[Aim of the exercise] Output every line below without omitting or altering anything.

[Data records]
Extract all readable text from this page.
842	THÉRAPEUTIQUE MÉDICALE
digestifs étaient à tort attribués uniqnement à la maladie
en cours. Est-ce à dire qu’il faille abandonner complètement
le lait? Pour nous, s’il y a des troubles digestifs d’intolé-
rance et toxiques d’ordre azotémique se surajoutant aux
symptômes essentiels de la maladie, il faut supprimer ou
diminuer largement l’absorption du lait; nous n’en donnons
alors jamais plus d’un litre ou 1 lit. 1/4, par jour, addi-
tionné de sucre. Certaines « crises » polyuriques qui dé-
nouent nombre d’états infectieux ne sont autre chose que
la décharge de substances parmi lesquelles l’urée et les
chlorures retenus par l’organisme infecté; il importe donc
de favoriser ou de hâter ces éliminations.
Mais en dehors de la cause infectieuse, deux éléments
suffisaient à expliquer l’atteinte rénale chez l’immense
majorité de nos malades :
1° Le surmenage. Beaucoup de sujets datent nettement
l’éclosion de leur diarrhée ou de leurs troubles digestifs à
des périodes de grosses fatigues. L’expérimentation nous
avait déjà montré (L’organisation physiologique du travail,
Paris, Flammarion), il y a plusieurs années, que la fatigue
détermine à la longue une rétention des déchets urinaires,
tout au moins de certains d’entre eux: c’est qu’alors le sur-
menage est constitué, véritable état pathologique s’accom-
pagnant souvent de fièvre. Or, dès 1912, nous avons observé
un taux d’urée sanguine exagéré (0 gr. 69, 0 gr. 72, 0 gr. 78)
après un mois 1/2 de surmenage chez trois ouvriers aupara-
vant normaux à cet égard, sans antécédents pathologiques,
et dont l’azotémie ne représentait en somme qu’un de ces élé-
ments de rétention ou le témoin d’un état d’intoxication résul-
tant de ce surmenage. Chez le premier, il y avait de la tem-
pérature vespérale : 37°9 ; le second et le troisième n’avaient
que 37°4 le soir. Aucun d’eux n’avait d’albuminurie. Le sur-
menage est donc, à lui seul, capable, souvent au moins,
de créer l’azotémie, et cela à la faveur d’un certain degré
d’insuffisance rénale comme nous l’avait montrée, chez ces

[Answer to the problem]
Extract all readable text from this page.
842	THÉRAPEUTIQUE MÉDICALE
digestifs étaient à tort attribués uniqnement à la maladie
en cours. Est-ce à dire qu’il faille abandonner complètement
le lait? Pour nous, s’il y a des troubles digestifs d’intolé-
rance et toxiques d’ordre azotémique se surajoutant aux
symptômes essentiels de la maladie, il faut supprimer ou
diminuer largement l’absorption du lait; nous n’en donnons
alors jamais plus d’un litre ou 1 lit. 1/4, par jour, addi-
tionné de sucre. Certaines « crises » polyuriques qui dé-
nouent nombre d’états infectieux ne sont autre chose que
la décharge de substances parmi lesquelles l’urée et les
chlorures retenus par l’organisme infecté; il importe donc
de favoriser ou de hâter ces éliminations.
Mais en dehors de la cause infectieuse, deux éléments
suffisaient à expliquer l’atteinte rénale chez l’immense
majorité de nos malades :
1° Le surmenage. Beaucoup de sujets datent nettement
l’éclosion de leur diarrhée ou de leurs troubles digestifs à
des périodes de grosses fatigues. L’expérimentation nous
avait déjà montré (L’organisation physiologique du travail,
Paris, Flammarion), il y a plusieurs années, que la fatigue
détermine à la longue une rétention des déchets urinaires,
tout au moins de certains d’entre eux: c’est qu’alors le sur-
menage est constitué, véritable état pathologique s’accom-
pagnant souvent de fièvre. Or, dès 1912, nous avons observé
un taux d’urée sanguine exagéré (0 gr. 69, 0 gr. 72, 0 gr. 78)
après un mois 1/2 de surmenage chez trois ouvriers aupara-
vant normaux à cet égard, sans antécédents pathologiques,
et dont l’azotémie ne représentait en somme qu’un de ces élé-
ments de rétention ou le témoin d’un état d’intoxication résul-
tant de ce surmenage. Chez le premier, il y avait de la tem-
pérature vespérale : 37°9 ; le second et le troisième n’avaient
que 37°4 le soir. Aucun d’eux n’avait d’albuminurie. Le sur-
menage est donc, à lui seul, capable, souvent au moins,
de créer l’azotémie, et cela à la faveur d’un certain degré
d’insuffisance rénale comme nous l’avait montrée, chez ces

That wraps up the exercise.